ReadApiOcrOptionsInput (type)

ReadAPI OCR engine options for dataset creation.

Imported from: from indico.types.dataset import ReadApiOcrOptionsInput

  • auto_rotate: bool Auto rotate

  • single_column: bool Read table as a single column

  • upscale_images: bool Scale up low resolution images

  • languages: List[str] List of strings representing ReadAPI Language Options.

CreateDataset

Inputs

Imported from: from indico.queries.datasets import CreateDataset

  • name: str Name of the dataset (required)
  • files: List[str] List of file paths (required)
  • wait: bool = True Wait for the dataset to finish processing. By default CreateDataset will wait for the
    dataset to finish processing. (optional)
  • dataset_type: str = "TEXT" Type of the dataset. See above for more information. (optional)
  • from_local_images bool = False ? (optional)
  • image_filename_col: str = "filename" Name of the column in the CSV with the images (optional)
  • batch_size: int = 20 Number of files to submit at a time (optional)
  • ocr_engine: OcrEngine = None Which OCR engine to use (OcrEngine defined below) (optional)
  • omnipage_ocr_options: OmnipageOcrOptionsInput = None Omnipage OCR engine options (optional)

* Supplied records *
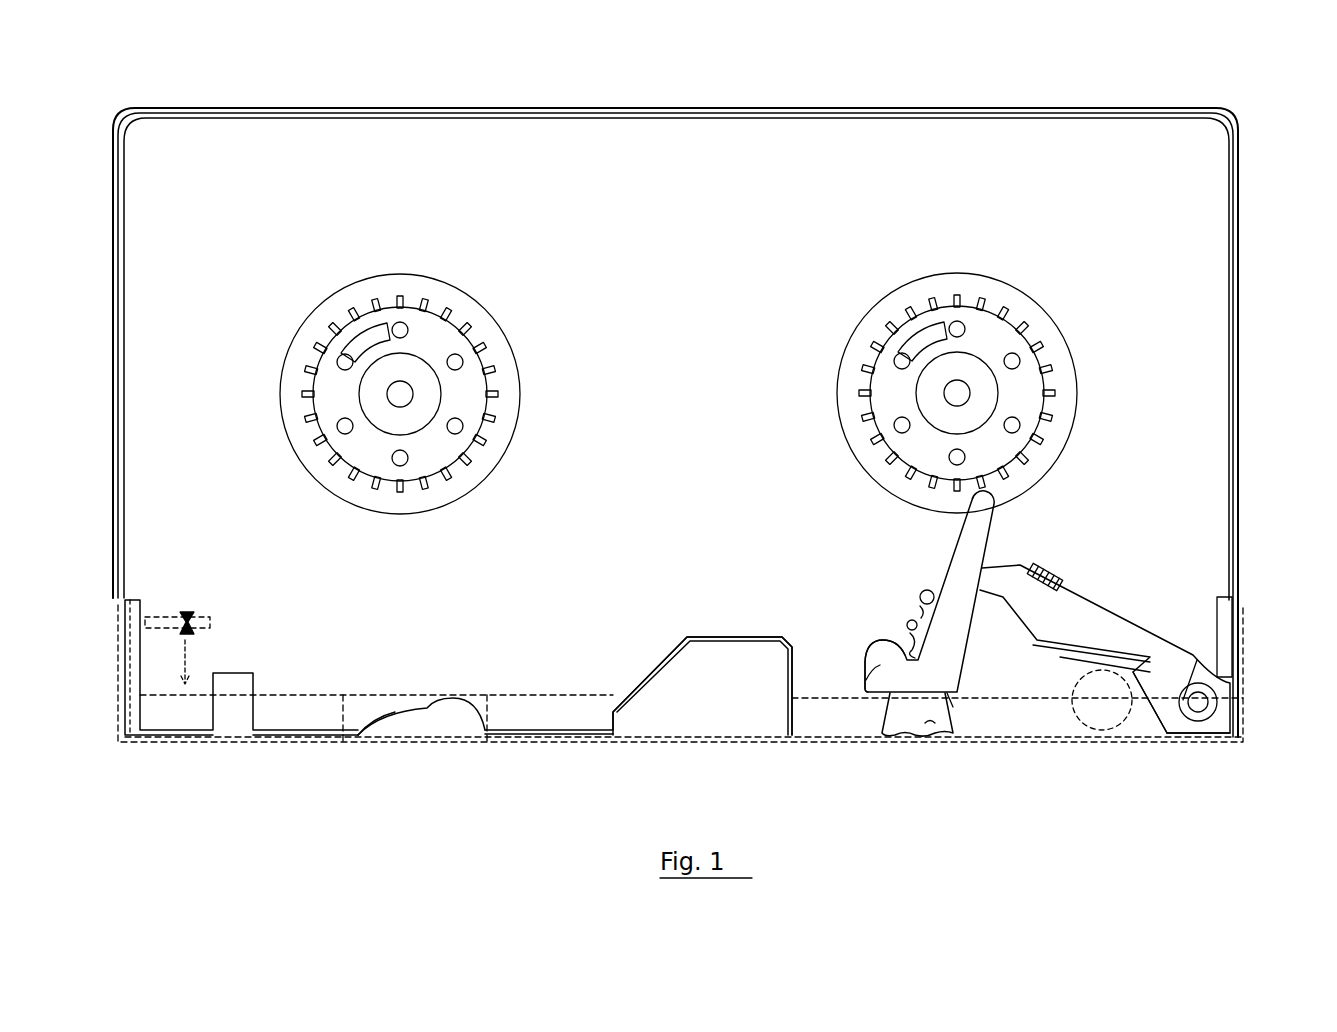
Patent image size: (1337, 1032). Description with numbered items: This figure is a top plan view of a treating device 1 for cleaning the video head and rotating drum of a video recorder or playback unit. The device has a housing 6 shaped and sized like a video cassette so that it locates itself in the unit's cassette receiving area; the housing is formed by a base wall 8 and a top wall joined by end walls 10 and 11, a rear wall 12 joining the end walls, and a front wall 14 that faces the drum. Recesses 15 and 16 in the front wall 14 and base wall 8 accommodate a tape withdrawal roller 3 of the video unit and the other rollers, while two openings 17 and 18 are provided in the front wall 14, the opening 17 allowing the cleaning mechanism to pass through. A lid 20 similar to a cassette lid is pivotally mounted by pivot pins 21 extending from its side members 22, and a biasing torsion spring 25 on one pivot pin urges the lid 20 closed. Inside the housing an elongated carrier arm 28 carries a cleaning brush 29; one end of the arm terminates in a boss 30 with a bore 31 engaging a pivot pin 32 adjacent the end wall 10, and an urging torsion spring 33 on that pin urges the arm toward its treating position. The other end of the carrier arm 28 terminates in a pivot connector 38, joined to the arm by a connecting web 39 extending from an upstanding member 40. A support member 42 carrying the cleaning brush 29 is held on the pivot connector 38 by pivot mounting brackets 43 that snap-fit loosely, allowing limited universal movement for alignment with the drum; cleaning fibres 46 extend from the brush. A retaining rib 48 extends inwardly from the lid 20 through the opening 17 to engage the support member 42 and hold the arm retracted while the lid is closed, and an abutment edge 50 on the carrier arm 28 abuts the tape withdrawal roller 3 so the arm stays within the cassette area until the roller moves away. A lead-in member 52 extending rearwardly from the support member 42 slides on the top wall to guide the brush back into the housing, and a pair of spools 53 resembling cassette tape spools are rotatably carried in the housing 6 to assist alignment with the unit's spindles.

The treating device 1 is at (168, 797).
The tape withdrawal roller 3 is at (1103, 730).
The housing 6 is at (1238, 358).
The base wall 8 is at (672, 145).
The end wall 10 is at (1238, 422).
The end wall 11 is at (115, 470).
The rear wall 12 is at (830, 108).
The front wall 14 is at (520, 735).
The recess 15 is at (427, 720).
The recess 16 is at (1150, 710).
The opening 17 is at (847, 740).
The opening 18 is at (358, 735).
The lid 20 is at (680, 735).
The pivot pin 21 is at (190, 613).
The side member 22 is at (118, 655).
The biasing torsion spring 25 is at (190, 665).
The carrier arm 28 is at (1092, 612).
The cleaning brush 29 is at (930, 723).
The boss 30 is at (1200, 732).
The bore 31 is at (1215, 715).
The pivot pin 32 is at (1205, 700).
The urging torsion spring 33 is at (1023, 565).
The pivot connector 38 is at (907, 640).
The connecting web 39 is at (918, 613).
The upstanding member 40 is at (922, 590).
The support member 42 is at (877, 670).
The pivot mounting bracket 43 is at (906, 622).
The cleaning fibres 46 is at (908, 723).
The retaining rib 48 is at (955, 707).
The abutment edge 50 is at (1063, 657).
The lead-in member 52 is at (960, 557).
The spool 53 is at (478, 355).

* What is asked *
**1)** Translate this sentence from the dataset-creation documentation into Spanish: "By default CreateDataset will wait for the dataset to finish processing."
**2)** According to the dataset-creation documentation, what is the default value of batch_size for CreateDataset?
**3)** Carry on the dataset-creation documentation from its last line.
The rows have nothing to do with the tasks.

* Results of the tasks *
**1)** De forma predeterminada, CreateDataset esperará a que el conjunto de datos termine de procesarse.

**2)** 20

**3)**
  • read_api_ocr_options: ReadApiOcrOptionsInput = None ReadAPI OCR engine options (optional)

Outputs

Returns a Dataset object.

Try It Out

Try out the CreateDataset call.

from indico import IndicoClient, IndicoConfig
from indico.queries.datasets import CreateDataset
from indico.types.dataset import Dataset

my_config = IndicoConfig(
    host="your-cluser.example.com", api_token_path="./indico_api_token.txt"
)
client = IndicoClient(config=my_config)

dataset_filepaths = [
  "/path/to/file/file1.pdf", "/path/to/file/file2.pdf", "/path/to/file/file3.pdf"
]

response: Dataset = client.call(
  CreateDataset( # CreateDataset waits for the dataset to finish processing the files by default
    name="pdf-dataset",
    files=dataset_filepaths,
    dataset_type="DOCUMENT",
  )
)